WORK TO BE COMPLETED: Search the material for the word "Best" and report each line where it turns up.

### DATA FOR THIS EXERCISE ###

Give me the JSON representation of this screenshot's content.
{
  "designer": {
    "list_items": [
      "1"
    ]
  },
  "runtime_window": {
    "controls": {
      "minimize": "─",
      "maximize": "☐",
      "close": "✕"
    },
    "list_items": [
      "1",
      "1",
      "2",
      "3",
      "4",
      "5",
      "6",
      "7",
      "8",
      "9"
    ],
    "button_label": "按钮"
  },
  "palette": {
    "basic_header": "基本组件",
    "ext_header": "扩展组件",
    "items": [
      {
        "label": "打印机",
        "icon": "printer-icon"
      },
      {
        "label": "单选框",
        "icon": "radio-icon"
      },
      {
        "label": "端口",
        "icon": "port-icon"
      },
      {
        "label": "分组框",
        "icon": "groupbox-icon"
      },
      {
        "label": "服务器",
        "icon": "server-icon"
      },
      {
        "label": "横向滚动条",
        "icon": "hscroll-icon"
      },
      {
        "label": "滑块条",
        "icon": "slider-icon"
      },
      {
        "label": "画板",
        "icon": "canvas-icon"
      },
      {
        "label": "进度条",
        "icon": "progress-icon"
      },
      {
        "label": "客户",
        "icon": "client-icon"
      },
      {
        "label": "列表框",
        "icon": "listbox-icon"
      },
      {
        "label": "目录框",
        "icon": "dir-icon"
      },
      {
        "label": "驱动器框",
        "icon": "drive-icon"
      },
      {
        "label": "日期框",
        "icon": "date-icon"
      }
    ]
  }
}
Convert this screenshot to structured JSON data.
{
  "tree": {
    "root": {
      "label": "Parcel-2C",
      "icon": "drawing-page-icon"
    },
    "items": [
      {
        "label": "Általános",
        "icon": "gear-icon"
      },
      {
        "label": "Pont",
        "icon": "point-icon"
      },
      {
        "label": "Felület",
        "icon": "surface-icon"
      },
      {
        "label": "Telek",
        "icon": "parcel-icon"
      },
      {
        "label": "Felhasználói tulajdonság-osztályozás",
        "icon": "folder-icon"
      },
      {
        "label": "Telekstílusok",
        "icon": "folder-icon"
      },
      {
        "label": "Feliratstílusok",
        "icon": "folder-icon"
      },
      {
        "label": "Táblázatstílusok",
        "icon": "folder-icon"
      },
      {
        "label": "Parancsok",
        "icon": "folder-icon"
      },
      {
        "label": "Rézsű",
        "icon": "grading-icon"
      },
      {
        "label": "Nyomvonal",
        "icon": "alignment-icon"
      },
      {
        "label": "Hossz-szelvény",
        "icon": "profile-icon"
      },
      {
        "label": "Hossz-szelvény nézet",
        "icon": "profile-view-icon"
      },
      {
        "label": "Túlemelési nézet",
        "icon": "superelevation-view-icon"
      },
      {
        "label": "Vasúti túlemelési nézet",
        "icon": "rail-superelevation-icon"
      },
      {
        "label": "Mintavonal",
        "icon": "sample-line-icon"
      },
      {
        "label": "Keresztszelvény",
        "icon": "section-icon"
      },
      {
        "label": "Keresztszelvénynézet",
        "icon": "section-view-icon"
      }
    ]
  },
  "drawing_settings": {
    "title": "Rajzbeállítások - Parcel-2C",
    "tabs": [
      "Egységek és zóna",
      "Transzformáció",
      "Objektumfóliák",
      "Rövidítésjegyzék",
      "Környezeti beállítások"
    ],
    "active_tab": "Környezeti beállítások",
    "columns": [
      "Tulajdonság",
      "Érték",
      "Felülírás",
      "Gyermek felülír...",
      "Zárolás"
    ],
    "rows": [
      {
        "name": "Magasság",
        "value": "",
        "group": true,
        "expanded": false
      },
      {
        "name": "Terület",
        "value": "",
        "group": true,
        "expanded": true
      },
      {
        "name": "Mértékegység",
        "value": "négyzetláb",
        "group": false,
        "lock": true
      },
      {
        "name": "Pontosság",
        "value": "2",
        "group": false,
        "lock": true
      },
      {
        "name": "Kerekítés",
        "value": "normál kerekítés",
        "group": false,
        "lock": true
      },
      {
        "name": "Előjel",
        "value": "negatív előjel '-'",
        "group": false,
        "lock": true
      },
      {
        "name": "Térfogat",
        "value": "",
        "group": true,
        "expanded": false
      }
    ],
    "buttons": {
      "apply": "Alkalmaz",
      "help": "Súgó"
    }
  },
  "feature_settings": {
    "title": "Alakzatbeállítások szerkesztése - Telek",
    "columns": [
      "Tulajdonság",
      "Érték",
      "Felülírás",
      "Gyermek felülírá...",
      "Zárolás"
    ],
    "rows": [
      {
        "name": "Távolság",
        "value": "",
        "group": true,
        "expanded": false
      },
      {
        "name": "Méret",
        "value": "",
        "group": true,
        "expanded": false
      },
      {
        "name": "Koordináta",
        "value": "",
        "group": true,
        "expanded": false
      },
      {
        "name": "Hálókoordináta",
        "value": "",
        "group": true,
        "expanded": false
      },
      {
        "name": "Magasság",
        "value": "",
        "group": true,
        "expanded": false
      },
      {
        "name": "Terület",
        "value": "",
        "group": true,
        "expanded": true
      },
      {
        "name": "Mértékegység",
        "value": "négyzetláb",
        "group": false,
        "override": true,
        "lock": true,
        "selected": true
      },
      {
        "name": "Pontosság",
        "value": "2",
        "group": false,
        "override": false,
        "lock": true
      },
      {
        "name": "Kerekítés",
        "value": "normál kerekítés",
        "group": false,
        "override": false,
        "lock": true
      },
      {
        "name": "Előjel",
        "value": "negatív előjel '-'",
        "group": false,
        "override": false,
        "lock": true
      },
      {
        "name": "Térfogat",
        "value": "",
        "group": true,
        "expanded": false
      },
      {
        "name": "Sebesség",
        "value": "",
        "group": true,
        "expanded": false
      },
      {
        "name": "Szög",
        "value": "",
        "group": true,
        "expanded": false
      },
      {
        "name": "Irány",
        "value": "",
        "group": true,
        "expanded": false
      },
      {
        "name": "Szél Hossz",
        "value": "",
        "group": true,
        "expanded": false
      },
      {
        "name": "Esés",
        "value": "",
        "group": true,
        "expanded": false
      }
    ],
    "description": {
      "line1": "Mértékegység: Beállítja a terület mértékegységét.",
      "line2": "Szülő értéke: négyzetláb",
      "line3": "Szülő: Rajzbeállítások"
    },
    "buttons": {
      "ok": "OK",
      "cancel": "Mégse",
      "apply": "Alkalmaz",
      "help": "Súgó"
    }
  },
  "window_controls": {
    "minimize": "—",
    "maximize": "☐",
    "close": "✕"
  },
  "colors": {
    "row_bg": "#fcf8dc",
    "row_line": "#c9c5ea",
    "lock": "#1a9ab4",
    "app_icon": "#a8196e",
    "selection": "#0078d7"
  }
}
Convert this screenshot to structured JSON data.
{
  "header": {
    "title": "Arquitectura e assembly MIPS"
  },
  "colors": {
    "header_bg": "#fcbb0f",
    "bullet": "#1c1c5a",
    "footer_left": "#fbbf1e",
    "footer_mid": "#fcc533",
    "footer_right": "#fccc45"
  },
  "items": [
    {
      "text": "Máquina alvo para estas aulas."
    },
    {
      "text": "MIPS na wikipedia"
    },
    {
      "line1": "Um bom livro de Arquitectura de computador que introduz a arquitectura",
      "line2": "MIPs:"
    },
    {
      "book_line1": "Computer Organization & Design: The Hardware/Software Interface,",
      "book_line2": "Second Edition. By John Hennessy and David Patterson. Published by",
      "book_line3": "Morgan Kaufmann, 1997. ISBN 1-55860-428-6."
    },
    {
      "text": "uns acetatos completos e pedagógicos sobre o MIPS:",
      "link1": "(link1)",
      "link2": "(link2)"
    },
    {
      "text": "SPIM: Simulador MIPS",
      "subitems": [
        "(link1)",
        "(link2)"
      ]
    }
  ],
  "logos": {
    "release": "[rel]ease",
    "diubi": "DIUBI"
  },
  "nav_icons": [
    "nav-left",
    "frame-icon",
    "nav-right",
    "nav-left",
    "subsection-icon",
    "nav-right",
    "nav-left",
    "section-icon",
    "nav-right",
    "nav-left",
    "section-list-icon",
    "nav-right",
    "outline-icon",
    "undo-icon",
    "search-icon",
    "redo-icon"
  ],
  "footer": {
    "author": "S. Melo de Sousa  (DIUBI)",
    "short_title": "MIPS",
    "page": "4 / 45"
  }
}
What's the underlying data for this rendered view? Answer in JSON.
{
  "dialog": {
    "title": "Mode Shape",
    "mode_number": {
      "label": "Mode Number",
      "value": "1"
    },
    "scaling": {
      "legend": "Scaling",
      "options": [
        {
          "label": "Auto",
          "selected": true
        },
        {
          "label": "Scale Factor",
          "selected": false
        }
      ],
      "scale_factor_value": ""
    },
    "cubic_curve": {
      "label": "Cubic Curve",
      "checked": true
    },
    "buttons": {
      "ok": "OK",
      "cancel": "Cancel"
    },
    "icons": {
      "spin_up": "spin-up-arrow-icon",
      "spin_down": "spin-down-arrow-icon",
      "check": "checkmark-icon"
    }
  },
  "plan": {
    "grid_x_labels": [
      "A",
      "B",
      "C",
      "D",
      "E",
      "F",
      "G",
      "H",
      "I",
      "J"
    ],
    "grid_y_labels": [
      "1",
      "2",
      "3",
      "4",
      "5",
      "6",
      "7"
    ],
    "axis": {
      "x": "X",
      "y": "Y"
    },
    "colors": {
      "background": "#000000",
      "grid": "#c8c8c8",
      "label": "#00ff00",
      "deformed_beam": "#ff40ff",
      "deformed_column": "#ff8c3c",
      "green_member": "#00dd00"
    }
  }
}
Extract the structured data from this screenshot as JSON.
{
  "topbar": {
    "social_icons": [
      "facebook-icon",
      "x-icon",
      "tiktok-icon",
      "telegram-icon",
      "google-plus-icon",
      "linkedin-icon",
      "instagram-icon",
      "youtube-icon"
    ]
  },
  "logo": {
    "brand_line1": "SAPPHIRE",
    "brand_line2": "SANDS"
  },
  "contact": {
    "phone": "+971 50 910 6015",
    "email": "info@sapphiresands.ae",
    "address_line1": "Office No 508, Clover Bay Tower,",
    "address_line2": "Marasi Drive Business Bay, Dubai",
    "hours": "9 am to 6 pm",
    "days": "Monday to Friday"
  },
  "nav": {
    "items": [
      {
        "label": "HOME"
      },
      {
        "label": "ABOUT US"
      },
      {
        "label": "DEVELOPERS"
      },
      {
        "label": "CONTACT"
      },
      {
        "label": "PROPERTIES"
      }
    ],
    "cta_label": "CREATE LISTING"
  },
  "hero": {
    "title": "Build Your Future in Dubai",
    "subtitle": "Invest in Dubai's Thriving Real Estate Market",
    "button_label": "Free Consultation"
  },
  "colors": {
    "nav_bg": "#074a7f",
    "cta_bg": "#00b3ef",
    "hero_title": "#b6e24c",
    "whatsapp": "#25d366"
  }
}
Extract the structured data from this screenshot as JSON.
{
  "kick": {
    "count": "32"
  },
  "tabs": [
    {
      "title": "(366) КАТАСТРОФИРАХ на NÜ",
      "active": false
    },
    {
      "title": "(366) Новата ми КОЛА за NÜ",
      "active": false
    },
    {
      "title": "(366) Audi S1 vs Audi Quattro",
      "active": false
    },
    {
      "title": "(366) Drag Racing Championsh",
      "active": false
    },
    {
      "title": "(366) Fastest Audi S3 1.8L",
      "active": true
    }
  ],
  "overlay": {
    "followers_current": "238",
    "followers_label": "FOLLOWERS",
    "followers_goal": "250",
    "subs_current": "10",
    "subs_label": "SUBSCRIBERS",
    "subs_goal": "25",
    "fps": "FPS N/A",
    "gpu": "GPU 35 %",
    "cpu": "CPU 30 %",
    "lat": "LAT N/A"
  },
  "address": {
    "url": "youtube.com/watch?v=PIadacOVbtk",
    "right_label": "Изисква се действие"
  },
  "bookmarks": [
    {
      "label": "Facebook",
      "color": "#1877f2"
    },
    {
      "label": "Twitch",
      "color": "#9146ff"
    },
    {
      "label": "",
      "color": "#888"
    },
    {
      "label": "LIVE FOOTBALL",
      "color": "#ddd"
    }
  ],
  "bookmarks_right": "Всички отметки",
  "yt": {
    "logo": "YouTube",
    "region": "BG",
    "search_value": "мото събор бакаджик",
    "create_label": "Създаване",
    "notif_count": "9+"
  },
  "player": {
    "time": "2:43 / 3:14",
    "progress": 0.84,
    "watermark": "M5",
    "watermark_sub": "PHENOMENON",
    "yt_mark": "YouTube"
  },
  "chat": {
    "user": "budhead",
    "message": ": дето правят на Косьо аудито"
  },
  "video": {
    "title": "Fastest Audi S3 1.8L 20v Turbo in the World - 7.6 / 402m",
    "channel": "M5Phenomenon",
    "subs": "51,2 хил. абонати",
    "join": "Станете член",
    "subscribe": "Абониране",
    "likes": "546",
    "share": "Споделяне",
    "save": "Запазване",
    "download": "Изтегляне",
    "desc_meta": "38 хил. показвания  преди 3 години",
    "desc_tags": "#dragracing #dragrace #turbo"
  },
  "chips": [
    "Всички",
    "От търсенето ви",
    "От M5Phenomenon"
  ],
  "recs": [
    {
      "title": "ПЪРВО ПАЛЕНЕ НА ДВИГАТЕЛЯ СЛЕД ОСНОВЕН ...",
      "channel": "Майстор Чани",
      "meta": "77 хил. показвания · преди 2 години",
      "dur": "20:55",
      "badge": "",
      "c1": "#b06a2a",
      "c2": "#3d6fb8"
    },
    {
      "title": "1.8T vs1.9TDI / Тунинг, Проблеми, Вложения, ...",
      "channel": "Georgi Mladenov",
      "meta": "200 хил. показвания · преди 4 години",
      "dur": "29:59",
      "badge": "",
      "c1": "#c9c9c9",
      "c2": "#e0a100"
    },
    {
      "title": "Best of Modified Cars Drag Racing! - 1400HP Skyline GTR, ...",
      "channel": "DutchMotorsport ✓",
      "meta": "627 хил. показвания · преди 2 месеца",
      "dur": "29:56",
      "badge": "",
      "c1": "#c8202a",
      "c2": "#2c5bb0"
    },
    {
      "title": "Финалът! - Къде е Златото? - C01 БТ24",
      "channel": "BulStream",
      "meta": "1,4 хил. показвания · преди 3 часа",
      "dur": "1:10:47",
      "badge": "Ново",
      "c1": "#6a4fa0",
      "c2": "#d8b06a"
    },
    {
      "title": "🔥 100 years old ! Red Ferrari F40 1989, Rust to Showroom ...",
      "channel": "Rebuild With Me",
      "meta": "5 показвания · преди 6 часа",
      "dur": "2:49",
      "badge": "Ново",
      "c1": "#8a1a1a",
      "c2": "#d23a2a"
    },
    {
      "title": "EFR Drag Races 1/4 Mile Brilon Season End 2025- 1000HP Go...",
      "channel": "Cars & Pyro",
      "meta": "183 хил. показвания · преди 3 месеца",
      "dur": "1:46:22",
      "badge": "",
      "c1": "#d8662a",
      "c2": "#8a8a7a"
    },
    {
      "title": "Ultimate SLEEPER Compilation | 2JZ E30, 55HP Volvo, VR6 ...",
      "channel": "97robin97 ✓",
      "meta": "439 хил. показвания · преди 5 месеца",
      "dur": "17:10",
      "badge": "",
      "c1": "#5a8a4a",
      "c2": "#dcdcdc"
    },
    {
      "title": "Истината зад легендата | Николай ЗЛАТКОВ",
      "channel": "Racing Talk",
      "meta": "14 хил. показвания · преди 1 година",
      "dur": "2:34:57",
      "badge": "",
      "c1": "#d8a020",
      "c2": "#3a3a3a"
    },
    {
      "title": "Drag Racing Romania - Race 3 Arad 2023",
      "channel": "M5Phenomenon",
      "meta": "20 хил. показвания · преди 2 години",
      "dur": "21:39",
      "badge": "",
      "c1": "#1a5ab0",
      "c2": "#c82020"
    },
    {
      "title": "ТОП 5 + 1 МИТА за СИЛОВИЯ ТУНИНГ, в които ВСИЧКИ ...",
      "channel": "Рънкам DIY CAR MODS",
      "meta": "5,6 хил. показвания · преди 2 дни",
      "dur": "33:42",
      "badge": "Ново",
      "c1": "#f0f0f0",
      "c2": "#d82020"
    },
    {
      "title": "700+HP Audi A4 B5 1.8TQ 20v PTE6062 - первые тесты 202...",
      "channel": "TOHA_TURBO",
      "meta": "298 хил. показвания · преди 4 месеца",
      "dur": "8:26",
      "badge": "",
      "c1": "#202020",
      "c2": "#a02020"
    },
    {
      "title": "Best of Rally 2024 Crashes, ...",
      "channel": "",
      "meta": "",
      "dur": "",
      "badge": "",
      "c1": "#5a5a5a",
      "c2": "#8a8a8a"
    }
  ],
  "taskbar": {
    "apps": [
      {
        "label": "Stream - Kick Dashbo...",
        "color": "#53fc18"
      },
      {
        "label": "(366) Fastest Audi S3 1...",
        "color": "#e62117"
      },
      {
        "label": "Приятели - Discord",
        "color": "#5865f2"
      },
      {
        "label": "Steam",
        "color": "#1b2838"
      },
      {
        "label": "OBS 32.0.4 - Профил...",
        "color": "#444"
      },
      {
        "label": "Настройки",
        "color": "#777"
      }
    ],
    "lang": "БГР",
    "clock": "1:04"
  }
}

###

COMPLETE ANSWER:
      "title": "Best of Modified Cars Drag Racing! - 1400HP Skyline GTR, ...",
      "title": "Best of Rally 2024 Crashes, ...",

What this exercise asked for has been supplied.